** WHAT THE TASK ASKS **
Below is a set of records. Repeat all of them exactly.

-- Begin EXERCISE INPUT --

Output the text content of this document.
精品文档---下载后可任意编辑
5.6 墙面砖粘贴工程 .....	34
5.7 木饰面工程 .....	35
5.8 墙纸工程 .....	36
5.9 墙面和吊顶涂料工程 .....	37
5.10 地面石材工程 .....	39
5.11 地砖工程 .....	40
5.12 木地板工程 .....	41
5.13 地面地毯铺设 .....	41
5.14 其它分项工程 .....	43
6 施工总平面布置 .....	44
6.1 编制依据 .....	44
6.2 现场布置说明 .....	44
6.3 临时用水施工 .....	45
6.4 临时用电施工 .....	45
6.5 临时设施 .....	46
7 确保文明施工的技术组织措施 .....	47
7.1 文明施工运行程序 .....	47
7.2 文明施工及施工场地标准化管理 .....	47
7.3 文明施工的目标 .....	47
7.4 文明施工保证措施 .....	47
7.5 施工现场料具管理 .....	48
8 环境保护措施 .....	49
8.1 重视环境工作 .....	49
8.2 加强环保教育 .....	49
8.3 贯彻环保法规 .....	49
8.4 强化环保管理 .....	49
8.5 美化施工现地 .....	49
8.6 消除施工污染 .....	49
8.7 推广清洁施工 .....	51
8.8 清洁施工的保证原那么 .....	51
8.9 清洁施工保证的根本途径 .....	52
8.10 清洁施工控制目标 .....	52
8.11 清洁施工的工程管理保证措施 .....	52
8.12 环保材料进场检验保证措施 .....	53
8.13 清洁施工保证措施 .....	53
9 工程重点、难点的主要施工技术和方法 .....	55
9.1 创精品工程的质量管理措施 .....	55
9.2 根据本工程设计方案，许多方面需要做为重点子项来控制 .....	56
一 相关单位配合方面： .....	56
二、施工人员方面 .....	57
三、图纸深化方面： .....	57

-- End EXERCISE INPUT --

** SOLUTION TO THIS TASK **
Output the text content of this document.
精品文档---下载后可任意编辑
5.6 墙面砖粘贴工程 .....	34
5.7 木饰面工程 .....	35
5.8 墙纸工程 .....	36
5.9 墙面和吊顶涂料工程 .....	37
5.10 地面石材工程 .....	39
5.11 地砖工程 .....	40
5.12 木地板工程 .....	41
5.13 地面地毯铺设 .....	41
5.14 其它分项工程 .....	43
6 施工总平面布置 .....	44
6.1 编制依据 .....	44
6.2 现场布置说明 .....	44
6.3 临时用水施工 .....	45
6.4 临时用电施工 .....	45
6.5 临时设施 .....	46
7 确保文明施工的技术组织措施 .....	47
7.1 文明施工运行程序 .....	47
7.2 文明施工及施工场地标准化管理 .....	47
7.3 文明施工的目标 .....	47
7.4 文明施工保证措施 .....	47
7.5 施工现场料具管理 .....	48
8 环境保护措施 .....	49
8.1 重视环境工作 .....	49
8.2 加强环保教育 .....	49
8.3 贯彻环保法规 .....	49
8.4 强化环保管理 .....	49
8.5 美化施工现地 .....	49
8.6 消除施工污染 .....	49
8.7 推广清洁施工 .....	51
8.8 清洁施工的保证原那么 .....	51
8.9 清洁施工保证的根本途径 .....	52
8.10 清洁施工控制目标 .....	52
8.11 清洁施工的工程管理保证措施 .....	52
8.12 环保材料进场检验保证措施 .....	53
8.13 清洁施工保证措施 .....	53
9 工程重点、难点的主要施工技术和方法 .....	55
9.1 创精品工程的质量管理措施 .....	55
9.2 根据本工程设计方案，许多方面需要做为重点子项来控制 .....	56
一 相关单位配合方面： .....	56
二、施工人员方面 .....	57
三、图纸深化方面： .....	57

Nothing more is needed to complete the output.